**WORK TO COMPLETE:**
Extract the complete listing and output it unchanged.

(Data excerpts)
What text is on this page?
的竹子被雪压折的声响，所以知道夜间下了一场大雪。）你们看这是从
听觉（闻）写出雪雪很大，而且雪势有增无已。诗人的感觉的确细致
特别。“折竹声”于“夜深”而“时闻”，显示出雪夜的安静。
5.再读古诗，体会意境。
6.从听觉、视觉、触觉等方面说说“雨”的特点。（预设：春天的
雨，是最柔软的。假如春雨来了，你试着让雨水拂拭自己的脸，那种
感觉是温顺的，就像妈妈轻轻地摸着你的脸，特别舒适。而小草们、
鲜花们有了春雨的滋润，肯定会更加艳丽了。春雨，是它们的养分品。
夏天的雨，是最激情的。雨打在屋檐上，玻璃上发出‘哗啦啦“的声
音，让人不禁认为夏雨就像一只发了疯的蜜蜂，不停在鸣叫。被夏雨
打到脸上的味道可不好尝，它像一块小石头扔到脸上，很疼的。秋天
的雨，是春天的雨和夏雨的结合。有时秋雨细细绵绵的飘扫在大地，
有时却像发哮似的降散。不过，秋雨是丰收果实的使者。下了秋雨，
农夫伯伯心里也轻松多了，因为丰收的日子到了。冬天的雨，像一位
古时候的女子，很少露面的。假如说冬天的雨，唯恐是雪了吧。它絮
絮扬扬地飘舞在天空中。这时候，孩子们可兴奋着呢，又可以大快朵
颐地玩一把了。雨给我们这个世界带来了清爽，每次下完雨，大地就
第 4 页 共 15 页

**EXERCISE SOLUTION:**
What text is on this page?
的竹子被雪压折的声响，所以知道夜间下了一场大雪。）你们看这是从
听觉（闻）写出雪雪很大，而且雪势有增无已。诗人的感觉的确细致
特别。“折竹声”于“夜深”而“时闻”，显示出雪夜的安静。
5.再读古诗，体会意境。
6.从听觉、视觉、触觉等方面说说“雨”的特点。（预设：春天的
雨，是最柔软的。假如春雨来了，你试着让雨水拂拭自己的脸，那种
感觉是温顺的，就像妈妈轻轻地摸着你的脸，特别舒适。而小草们、
鲜花们有了春雨的滋润，肯定会更加艳丽了。春雨，是它们的养分品。
夏天的雨，是最激情的。雨打在屋檐上，玻璃上发出‘哗啦啦“的声
音，让人不禁认为夏雨就像一只发了疯的蜜蜂，不停在鸣叫。被夏雨
打到脸上的味道可不好尝，它像一块小石头扔到脸上，很疼的。秋天
的雨，是春天的雨和夏雨的结合。有时秋雨细细绵绵的飘扫在大地，
有时却像发哮似的降散。不过，秋雨是丰收果实的使者。下了秋雨，
农夫伯伯心里也轻松多了，因为丰收的日子到了。冬天的雨，像一位
古时候的女子，很少露面的。假如说冬天的雨，唯恐是雪了吧。它絮
絮扬扬地飘舞在天空中。这时候，孩子们可兴奋着呢，又可以大快朵
颐地玩一把了。雨给我们这个世界带来了清爽，每次下完雨，大地就
第 4 页 共 15 页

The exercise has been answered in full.